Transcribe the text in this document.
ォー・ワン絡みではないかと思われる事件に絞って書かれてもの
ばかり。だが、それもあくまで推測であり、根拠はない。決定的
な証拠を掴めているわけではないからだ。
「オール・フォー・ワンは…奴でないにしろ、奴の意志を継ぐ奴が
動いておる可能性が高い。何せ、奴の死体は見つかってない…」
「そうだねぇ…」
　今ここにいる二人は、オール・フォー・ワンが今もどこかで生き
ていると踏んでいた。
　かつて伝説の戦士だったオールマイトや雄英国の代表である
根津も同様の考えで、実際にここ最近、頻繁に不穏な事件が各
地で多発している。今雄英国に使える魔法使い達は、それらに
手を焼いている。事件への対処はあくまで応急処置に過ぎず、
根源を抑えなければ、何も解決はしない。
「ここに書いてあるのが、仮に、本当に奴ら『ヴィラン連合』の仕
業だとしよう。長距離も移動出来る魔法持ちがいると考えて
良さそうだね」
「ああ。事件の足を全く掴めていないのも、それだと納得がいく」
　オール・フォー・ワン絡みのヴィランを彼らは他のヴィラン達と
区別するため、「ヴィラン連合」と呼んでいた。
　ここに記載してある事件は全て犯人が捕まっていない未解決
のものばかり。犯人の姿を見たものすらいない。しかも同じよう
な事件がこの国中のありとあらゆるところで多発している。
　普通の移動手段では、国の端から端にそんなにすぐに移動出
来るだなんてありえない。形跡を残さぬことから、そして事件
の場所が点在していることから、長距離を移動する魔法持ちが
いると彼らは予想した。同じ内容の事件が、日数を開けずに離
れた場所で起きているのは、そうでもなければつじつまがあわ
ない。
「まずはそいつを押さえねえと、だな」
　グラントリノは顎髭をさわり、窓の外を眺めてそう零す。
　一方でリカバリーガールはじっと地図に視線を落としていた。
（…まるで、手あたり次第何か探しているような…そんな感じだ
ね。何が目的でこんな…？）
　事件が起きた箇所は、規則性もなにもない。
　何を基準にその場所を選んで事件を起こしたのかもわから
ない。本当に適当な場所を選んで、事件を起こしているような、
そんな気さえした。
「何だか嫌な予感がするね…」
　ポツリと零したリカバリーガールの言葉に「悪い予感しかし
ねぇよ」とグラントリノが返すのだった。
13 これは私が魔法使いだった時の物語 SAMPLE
════
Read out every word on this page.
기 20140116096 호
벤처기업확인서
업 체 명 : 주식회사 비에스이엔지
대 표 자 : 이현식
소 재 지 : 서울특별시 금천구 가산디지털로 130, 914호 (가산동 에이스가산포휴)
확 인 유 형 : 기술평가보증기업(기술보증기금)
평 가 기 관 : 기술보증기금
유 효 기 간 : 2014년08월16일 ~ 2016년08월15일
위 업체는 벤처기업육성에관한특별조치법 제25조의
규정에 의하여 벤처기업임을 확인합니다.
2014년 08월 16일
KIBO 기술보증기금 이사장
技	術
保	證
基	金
════
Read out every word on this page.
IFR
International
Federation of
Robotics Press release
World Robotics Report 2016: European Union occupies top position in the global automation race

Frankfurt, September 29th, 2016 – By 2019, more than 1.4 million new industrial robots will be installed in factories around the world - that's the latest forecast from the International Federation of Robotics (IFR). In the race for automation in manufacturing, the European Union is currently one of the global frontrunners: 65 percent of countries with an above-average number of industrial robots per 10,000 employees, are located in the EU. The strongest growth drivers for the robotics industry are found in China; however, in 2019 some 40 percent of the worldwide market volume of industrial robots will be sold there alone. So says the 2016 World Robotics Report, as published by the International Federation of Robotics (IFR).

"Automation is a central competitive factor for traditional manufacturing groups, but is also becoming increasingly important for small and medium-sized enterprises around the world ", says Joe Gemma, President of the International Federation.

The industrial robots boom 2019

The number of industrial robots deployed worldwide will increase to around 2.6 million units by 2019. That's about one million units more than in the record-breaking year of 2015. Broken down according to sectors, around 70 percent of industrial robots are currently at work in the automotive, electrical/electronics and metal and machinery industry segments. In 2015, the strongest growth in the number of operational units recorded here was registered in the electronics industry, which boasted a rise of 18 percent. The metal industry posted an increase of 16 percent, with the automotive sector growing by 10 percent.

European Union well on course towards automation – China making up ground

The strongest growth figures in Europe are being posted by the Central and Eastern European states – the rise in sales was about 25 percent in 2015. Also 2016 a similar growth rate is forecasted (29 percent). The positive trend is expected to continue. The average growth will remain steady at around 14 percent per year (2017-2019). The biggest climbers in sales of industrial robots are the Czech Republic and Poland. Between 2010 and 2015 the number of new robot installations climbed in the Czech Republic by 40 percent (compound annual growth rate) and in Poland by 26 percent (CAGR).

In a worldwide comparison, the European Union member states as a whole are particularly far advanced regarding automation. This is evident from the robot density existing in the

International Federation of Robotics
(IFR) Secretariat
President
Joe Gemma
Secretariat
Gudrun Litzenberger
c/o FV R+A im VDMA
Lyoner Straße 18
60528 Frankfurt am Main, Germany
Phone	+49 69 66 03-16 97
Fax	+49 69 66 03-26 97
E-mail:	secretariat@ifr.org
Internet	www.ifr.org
════
Task to carry out: Tell how many lines of the records above hold the string "percent". Give no other text.

The response: 3